= WRITTEN EXERCISE =
Retype each entry below exactly as it stands.
───── ENTRIES SHOWN ─────
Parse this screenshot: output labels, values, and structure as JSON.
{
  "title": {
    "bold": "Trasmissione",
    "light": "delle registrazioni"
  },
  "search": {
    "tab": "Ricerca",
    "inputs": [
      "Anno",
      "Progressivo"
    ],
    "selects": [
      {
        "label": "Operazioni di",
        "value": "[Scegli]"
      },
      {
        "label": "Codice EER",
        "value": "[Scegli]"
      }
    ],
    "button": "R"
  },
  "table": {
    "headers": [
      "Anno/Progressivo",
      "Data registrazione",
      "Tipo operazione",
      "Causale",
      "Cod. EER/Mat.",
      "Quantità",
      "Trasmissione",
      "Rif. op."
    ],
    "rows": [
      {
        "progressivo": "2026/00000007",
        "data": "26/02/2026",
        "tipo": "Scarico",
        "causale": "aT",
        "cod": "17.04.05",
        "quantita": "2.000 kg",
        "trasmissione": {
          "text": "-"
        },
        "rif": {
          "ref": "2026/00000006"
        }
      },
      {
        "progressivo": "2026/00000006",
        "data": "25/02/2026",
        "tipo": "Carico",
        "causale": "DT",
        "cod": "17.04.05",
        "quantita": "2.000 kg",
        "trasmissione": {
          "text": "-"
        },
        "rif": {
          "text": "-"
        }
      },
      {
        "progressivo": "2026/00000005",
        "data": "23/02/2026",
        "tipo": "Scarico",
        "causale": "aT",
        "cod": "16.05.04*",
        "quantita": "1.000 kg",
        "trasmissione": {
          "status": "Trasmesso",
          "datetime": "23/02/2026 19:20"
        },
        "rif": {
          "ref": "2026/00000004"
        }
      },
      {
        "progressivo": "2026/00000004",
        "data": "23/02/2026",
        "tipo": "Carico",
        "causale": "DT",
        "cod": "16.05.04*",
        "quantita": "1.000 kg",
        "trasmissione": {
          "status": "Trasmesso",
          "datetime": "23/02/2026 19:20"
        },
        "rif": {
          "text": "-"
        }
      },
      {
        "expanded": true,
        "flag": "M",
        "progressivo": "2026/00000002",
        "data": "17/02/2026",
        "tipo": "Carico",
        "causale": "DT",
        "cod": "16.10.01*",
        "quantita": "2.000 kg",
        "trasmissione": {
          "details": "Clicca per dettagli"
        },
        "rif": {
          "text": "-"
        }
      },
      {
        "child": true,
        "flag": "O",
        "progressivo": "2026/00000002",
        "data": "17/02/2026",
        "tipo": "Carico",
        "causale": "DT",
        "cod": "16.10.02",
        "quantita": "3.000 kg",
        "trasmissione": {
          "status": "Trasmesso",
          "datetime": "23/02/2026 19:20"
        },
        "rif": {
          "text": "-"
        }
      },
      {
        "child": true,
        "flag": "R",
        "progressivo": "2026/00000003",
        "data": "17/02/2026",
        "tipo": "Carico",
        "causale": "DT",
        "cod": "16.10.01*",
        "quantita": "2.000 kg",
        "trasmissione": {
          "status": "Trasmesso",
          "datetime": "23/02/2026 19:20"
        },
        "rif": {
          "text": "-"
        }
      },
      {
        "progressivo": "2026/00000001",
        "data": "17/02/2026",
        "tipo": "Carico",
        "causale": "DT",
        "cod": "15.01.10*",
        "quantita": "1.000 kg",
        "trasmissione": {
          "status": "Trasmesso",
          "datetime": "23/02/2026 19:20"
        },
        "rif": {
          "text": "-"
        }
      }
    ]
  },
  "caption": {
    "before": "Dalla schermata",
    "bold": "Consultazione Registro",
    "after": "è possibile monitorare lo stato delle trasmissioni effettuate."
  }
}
─────
= RIGHT ANSWER =
Parse this screenshot: output labels, values, and structure as JSON.
{
  "title": {
    "bold": "Trasmissione",
    "light": "delle registrazioni"
  },
  "search": {
    "tab": "Ricerca",
    "inputs": [
      "Anno",
      "Progressivo"
    ],
    "selects": [
      {
        "label": "Operazioni di",
        "value": "[Scegli]"
      },
      {
        "label": "Codice EER",
        "value": "[Scegli]"
      }
    ],
    "button": "R"
  },
  "table": {
    "headers": [
      "Anno/Progressivo",
      "Data registrazione",
      "Tipo operazione",
      "Causale",
      "Cod. EER/Mat.",
      "Quantità",
      "Trasmissione",
      "Rif. op."
    ],
    "rows": [
      {
        "progressivo": "2026/00000007",
        "data": "26/02/2026",
        "tipo": "Scarico",
        "causale": "aT",
        "cod": "17.04.05",
        "quantita": "2.000 kg",
        "trasmissione": {
          "text": "-"
        },
        "rif": {
          "ref": "2026/00000006"
        }
      },
      {
        "progressivo": "2026/00000006",
        "data": "25/02/2026",
        "tipo": "Carico",
        "causale": "DT",
        "cod": "17.04.05",
        "quantita": "2.000 kg",
        "trasmissione": {
          "text": "-"
        },
        "rif": {
          "text": "-"
        }
      },
      {
        "progressivo": "2026/00000005",
        "data": "23/02/2026",
        "tipo": "Scarico",
        "causale": "aT",
        "cod": "16.05.04*",
        "quantita": "1.000 kg",
        "trasmissione": {
          "status": "Trasmesso",
          "datetime": "23/02/2026 19:20"
        },
        "rif": {
          "ref": "2026/00000004"
        }
      },
      {
        "progressivo": "2026/00000004",
        "data": "23/02/2026",
        "tipo": "Carico",
        "causale": "DT",
        "cod": "16.05.04*",
        "quantita": "1.000 kg",
        "trasmissione": {
          "status": "Trasmesso",
          "datetime": "23/02/2026 19:20"
        },
        "rif": {
          "text": "-"
        }
      },
      {
        "expanded": true,
        "flag": "M",
        "progressivo": "2026/00000002",
        "data": "17/02/2026",
        "tipo": "Carico",
        "causale": "DT",
        "cod": "16.10.01*",
        "quantita": "2.000 kg",
        "trasmissione": {
          "details": "Clicca per dettagli"
        },
        "rif": {
          "text": "-"
        }
      },
      {
        "child": true,
        "flag": "O",
        "progressivo": "2026/00000002",
        "data": "17/02/2026",
        "tipo": "Carico",
        "causale": "DT",
        "cod": "16.10.02",
        "quantita": "3.000 kg",
        "trasmissione": {
          "status": "Trasmesso",
          "datetime": "23/02/2026 19:20"
        },
        "rif": {
          "text": "-"
        }
      },
      {
        "child": true,
        "flag": "R",
        "progressivo": "2026/00000003",
        "data": "17/02/2026",
        "tipo": "Carico",
        "causale": "DT",
        "cod": "16.10.01*",
        "quantita": "2.000 kg",
        "trasmissione": {
          "status": "Trasmesso",
          "datetime": "23/02/2026 19:20"
        },
        "rif": {
          "text": "-"
        }
      },
      {
        "progressivo": "2026/00000001",
        "data": "17/02/2026",
        "tipo": "Carico",
        "causale": "DT",
        "cod": "15.01.10*",
        "quantita": "1.000 kg",
        "trasmissione": {
          "status": "Trasmesso",
          "datetime": "23/02/2026 19:20"
        },
        "rif": {
          "text": "-"
        }
      }
    ]
  },
  "caption": {
    "before": "Dalla schermata",
    "bold": "Consultazione Registro",
    "after": "è possibile monitorare lo stato delle trasmissioni effettuate."
  }
}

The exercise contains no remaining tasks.